WHAT THE TASK REQUIRES: Give the number of lines containing the word "Axis" and nothing more.

DATA SECTION:

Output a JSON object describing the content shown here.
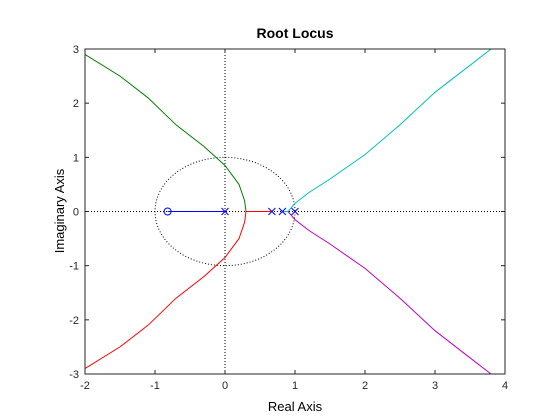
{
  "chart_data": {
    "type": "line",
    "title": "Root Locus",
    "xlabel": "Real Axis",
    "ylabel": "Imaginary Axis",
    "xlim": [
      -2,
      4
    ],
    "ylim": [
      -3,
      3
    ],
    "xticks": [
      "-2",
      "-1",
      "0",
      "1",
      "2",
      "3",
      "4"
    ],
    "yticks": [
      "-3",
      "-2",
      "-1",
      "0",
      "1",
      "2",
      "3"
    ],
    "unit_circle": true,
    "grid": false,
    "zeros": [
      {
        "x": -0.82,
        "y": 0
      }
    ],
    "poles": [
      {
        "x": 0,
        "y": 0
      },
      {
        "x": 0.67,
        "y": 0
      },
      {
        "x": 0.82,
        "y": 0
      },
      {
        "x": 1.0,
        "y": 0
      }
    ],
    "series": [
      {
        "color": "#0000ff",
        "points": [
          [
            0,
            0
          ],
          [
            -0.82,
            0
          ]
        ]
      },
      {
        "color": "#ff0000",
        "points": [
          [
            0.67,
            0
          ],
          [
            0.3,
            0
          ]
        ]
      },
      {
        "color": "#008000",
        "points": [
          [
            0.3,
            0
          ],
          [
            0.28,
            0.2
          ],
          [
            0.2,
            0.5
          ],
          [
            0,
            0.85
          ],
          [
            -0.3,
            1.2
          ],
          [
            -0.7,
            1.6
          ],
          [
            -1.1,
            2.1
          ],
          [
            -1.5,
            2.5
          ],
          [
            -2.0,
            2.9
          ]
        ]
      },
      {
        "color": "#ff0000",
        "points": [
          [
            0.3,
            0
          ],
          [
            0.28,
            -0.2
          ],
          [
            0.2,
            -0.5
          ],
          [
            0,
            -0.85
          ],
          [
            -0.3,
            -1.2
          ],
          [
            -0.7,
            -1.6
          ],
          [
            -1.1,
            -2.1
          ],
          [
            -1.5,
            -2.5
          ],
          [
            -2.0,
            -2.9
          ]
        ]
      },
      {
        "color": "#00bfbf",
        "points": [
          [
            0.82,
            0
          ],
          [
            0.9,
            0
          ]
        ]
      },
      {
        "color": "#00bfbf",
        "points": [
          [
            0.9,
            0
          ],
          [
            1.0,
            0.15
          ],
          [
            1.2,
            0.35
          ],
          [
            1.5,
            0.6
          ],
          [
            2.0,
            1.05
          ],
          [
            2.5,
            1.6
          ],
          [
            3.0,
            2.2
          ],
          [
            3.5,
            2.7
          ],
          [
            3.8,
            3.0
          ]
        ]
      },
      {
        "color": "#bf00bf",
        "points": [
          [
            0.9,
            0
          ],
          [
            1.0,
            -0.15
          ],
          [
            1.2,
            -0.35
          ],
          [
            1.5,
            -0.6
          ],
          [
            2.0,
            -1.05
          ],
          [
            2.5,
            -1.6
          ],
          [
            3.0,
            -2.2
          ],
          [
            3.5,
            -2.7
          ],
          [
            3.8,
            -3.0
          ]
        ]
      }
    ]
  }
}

EXERCISE RESPONSE: 2